DATA SECTION Start Marker

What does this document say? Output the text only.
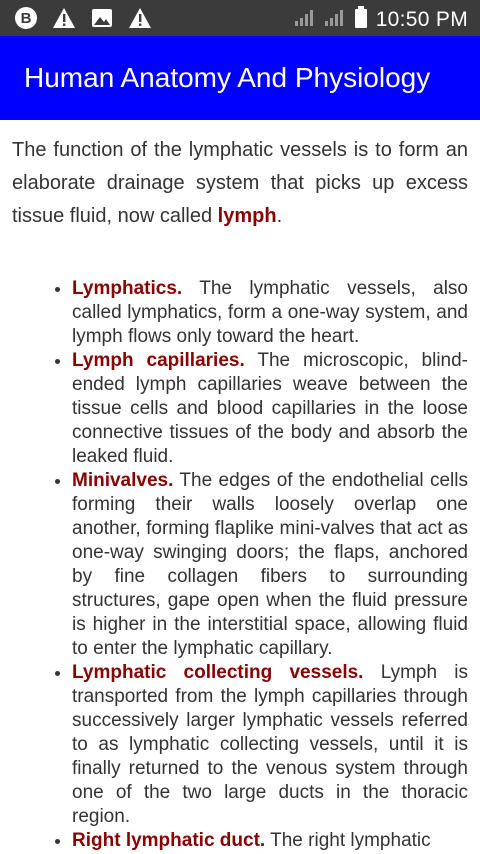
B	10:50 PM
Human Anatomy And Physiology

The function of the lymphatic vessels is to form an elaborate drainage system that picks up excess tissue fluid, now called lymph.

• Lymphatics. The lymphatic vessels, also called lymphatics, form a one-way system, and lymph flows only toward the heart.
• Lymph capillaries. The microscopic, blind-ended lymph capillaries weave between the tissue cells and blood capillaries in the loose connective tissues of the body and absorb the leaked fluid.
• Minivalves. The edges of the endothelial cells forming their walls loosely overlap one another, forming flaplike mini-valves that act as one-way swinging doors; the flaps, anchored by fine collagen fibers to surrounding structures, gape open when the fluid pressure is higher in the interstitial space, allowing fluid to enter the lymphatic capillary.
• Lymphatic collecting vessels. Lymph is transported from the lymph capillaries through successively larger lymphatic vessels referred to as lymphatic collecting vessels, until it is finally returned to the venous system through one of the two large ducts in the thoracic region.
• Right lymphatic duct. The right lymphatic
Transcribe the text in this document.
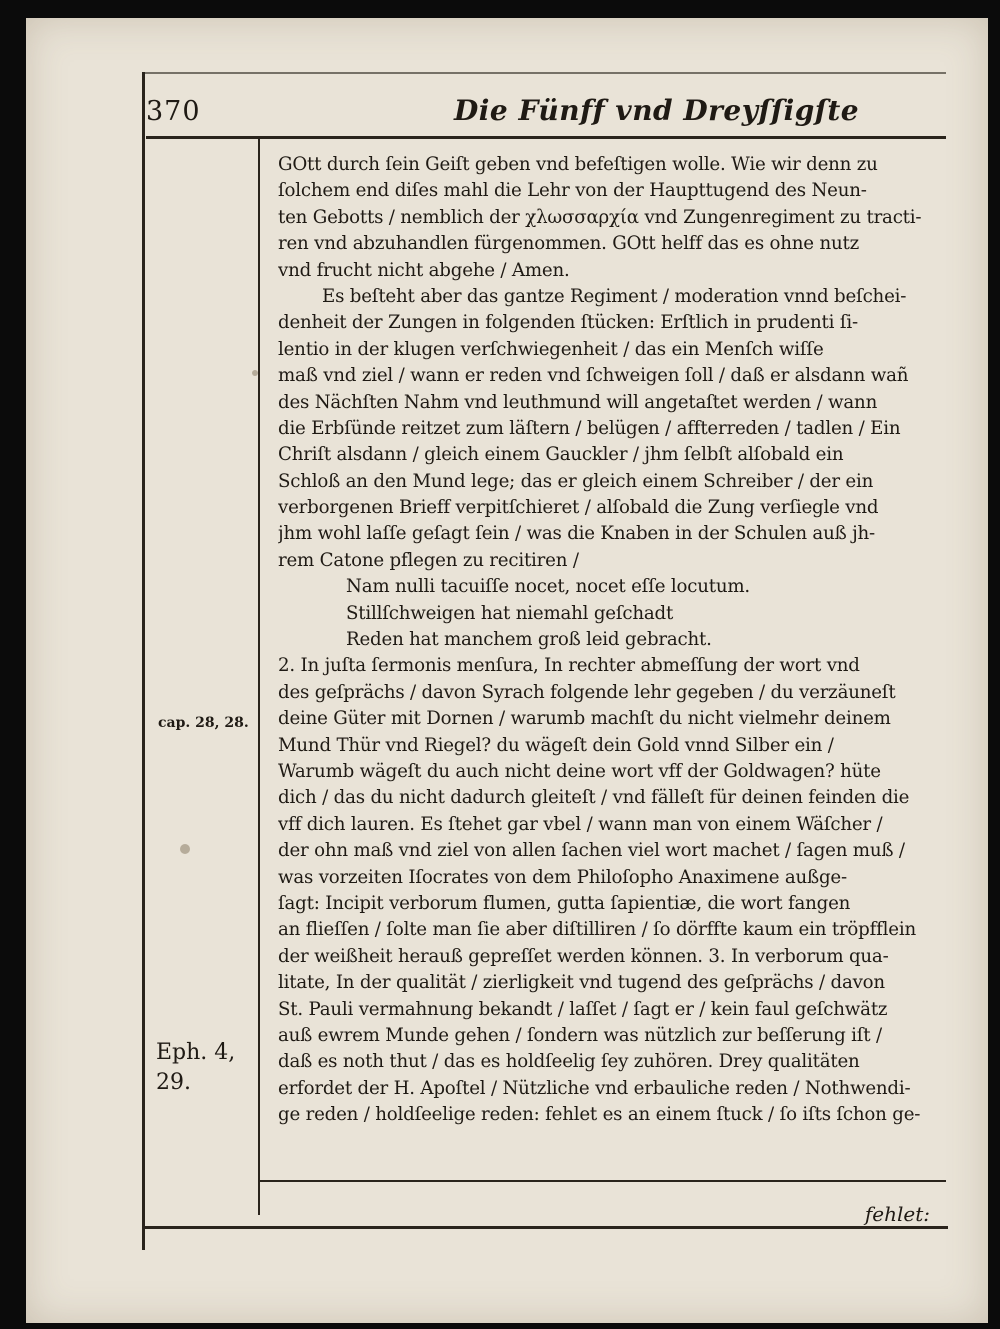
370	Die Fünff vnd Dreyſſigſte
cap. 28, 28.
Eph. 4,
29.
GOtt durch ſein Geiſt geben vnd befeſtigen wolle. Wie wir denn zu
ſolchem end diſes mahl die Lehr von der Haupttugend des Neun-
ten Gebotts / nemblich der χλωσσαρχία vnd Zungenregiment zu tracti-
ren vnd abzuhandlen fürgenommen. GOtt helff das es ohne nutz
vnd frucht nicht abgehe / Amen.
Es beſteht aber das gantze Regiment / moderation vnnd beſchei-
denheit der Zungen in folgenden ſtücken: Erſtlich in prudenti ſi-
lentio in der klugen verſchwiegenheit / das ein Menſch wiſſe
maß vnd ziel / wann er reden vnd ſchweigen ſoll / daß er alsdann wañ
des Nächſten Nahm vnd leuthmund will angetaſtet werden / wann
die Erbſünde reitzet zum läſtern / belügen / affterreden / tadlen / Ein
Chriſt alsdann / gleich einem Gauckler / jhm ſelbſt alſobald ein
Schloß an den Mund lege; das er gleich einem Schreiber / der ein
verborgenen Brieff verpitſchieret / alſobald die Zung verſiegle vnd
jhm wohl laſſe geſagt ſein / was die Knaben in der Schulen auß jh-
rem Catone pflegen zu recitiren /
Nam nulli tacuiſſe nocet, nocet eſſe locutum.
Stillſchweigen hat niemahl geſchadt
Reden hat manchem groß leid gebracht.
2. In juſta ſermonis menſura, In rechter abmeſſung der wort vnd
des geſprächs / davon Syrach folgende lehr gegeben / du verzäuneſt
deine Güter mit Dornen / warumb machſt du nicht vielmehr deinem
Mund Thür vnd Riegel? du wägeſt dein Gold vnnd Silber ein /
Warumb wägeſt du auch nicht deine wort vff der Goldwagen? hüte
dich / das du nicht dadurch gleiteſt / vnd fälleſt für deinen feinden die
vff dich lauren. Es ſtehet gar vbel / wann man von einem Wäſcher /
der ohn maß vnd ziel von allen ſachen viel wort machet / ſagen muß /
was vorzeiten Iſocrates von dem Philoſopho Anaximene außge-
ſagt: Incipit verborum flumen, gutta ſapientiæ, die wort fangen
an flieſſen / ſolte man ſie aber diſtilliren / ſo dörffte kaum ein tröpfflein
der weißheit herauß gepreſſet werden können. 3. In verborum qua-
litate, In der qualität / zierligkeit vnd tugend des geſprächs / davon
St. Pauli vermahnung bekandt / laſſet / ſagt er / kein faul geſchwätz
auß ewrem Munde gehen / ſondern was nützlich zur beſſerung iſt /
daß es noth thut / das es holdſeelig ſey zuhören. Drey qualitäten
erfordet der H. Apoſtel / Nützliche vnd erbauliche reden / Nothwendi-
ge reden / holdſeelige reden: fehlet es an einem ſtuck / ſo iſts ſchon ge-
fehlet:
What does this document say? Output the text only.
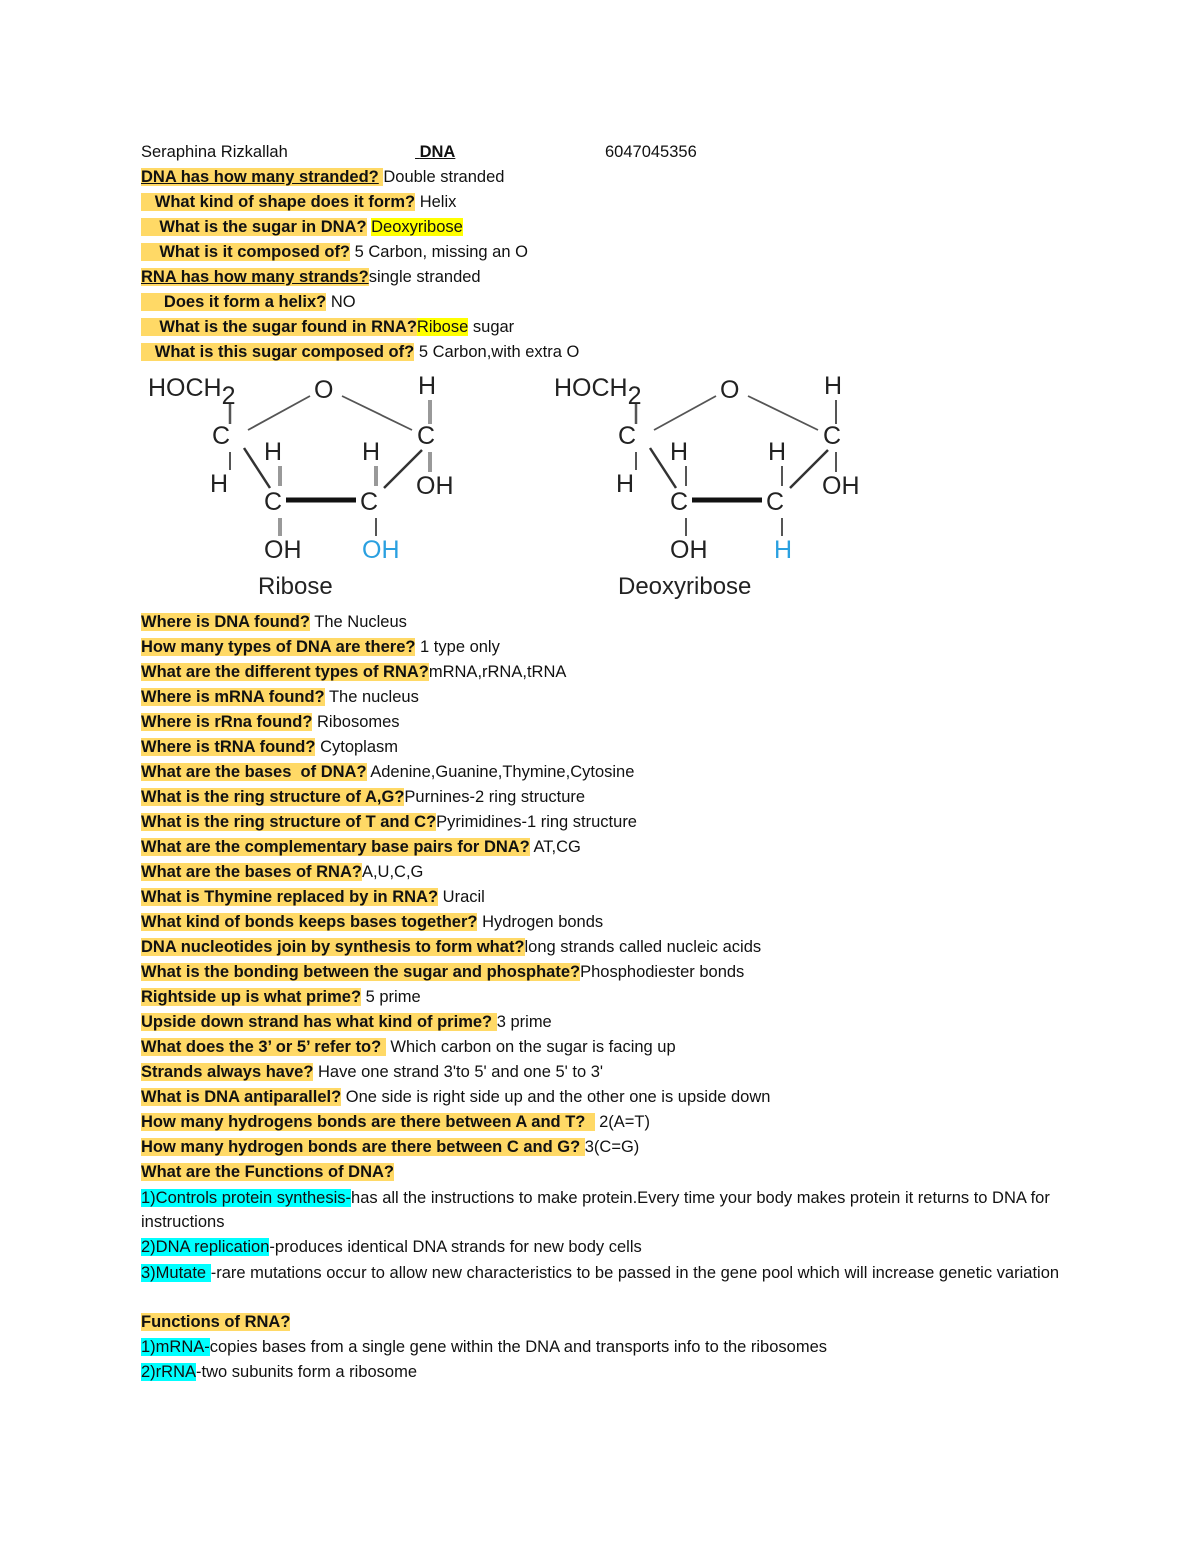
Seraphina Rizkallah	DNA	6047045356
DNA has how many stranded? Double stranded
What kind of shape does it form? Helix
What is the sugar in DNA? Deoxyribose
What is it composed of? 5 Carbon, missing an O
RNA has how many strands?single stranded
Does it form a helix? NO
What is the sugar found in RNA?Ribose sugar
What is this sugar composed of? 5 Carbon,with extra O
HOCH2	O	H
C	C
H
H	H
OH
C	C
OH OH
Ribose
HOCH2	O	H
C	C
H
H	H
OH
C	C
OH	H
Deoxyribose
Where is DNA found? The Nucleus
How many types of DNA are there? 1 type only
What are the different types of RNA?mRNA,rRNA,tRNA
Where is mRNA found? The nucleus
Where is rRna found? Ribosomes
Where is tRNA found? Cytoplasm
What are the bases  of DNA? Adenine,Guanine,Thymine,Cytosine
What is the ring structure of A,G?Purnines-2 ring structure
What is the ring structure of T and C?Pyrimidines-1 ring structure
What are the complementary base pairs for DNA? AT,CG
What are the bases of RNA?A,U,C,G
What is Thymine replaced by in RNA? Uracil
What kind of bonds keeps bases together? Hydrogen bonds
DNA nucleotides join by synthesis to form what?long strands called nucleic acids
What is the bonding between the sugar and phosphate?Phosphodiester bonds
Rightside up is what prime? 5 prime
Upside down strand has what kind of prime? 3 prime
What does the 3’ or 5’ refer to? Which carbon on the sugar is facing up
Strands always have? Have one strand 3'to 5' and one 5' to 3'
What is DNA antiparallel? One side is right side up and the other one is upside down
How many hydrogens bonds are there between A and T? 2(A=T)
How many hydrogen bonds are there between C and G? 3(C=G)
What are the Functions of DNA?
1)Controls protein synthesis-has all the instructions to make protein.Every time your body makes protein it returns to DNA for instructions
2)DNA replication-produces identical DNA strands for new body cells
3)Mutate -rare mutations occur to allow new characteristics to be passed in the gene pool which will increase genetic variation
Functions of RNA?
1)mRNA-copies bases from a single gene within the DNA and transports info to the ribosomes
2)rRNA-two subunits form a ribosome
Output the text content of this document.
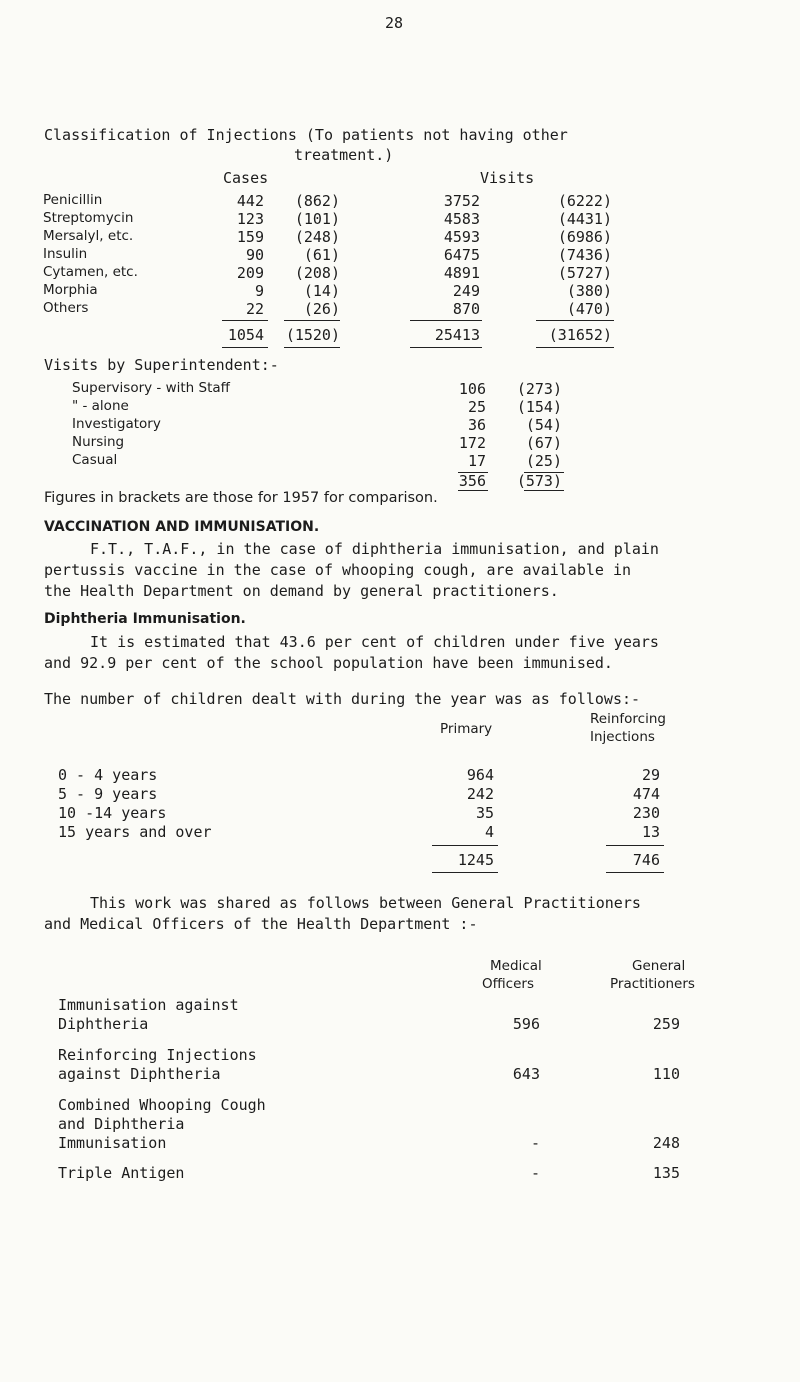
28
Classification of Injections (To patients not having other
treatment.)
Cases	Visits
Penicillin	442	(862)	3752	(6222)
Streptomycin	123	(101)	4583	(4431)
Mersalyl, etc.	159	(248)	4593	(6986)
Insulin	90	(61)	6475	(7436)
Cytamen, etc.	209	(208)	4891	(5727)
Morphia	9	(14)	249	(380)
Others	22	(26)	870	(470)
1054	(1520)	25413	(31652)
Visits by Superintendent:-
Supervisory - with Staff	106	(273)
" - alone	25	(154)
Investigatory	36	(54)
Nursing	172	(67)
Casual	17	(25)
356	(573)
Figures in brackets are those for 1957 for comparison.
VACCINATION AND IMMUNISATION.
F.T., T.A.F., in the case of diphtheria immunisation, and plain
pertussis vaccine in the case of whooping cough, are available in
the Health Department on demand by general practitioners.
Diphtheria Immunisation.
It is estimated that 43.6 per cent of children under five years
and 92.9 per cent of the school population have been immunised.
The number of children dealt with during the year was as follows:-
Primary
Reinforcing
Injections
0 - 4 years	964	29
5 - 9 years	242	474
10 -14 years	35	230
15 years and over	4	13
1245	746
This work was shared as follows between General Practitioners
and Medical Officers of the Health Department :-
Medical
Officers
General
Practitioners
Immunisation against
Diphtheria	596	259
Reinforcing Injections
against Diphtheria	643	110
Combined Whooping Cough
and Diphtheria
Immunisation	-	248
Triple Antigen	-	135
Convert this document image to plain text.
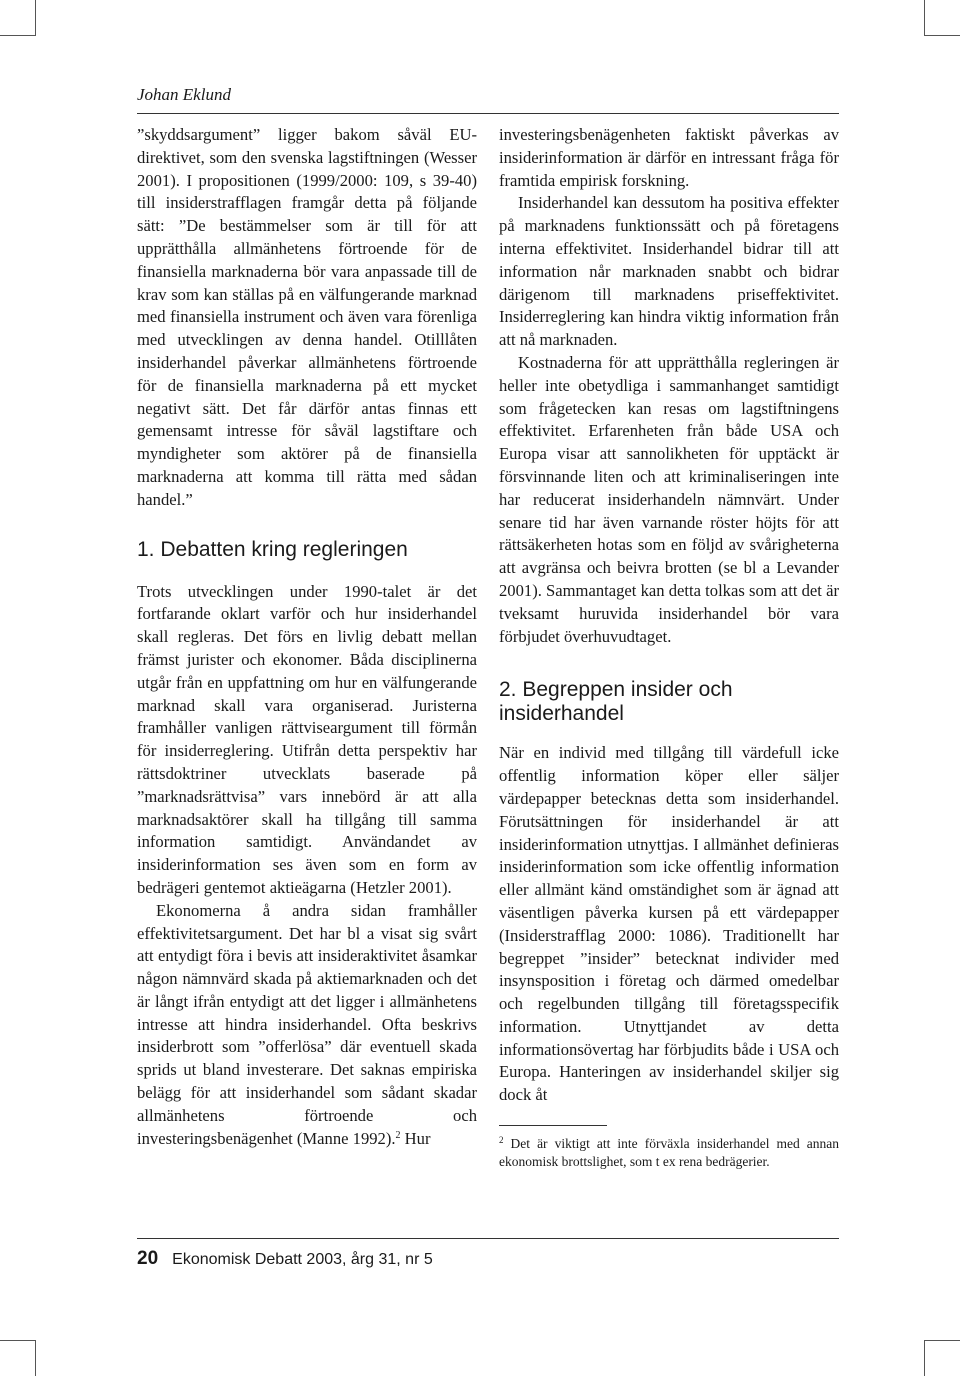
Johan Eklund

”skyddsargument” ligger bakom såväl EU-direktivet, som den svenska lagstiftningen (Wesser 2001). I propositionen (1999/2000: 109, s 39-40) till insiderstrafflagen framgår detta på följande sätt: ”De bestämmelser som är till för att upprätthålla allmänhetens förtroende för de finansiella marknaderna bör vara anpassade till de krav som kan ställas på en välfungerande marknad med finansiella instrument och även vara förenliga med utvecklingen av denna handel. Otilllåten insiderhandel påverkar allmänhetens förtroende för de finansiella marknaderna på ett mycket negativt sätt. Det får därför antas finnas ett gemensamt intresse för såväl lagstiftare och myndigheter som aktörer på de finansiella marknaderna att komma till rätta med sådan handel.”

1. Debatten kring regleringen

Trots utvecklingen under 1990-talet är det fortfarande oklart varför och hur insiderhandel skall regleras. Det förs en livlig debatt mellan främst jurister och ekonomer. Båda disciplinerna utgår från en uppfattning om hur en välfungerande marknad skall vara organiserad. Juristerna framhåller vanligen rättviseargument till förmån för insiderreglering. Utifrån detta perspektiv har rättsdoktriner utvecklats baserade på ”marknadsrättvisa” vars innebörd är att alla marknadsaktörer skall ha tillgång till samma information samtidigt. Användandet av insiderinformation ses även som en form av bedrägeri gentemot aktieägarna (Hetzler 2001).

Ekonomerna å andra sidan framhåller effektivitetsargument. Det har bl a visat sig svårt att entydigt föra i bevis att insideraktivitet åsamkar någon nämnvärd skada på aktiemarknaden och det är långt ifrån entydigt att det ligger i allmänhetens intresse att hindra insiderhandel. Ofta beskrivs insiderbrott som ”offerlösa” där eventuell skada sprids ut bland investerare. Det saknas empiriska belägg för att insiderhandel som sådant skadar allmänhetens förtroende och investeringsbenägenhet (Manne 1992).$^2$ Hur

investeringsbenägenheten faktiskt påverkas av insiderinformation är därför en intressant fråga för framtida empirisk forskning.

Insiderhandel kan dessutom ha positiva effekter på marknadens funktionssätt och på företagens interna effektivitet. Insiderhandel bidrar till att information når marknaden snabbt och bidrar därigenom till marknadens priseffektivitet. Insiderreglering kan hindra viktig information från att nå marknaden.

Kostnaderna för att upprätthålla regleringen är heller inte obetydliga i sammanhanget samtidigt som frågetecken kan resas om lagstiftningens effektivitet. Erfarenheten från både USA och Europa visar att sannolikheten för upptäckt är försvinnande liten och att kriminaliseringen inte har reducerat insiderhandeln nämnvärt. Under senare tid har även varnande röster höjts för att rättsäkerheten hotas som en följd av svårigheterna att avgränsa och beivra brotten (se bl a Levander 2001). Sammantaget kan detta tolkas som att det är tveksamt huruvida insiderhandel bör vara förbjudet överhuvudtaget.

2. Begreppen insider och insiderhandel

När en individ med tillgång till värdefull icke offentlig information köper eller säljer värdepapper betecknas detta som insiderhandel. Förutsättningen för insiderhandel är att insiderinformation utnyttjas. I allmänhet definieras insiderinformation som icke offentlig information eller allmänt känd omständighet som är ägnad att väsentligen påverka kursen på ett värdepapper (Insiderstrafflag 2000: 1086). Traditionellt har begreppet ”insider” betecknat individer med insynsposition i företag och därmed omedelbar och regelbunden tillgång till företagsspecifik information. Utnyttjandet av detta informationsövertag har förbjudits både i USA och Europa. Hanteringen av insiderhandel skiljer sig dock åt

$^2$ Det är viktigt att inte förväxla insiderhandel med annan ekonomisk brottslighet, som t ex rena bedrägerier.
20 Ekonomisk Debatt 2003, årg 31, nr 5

DATA SECTION End Marker

**ASSIGNMENT**
Using the records above, report each line that contains the word "only" by copying it.

**EXPECTED ANSWER**
What does this document say? Output the text only.
• Lymphatics. The lymphatic vessels, also called lymphatics, form a one-way system, and lymph flows only toward the heart.
What does this document say? Output the text only.
How many types of DNA are there? 1 type only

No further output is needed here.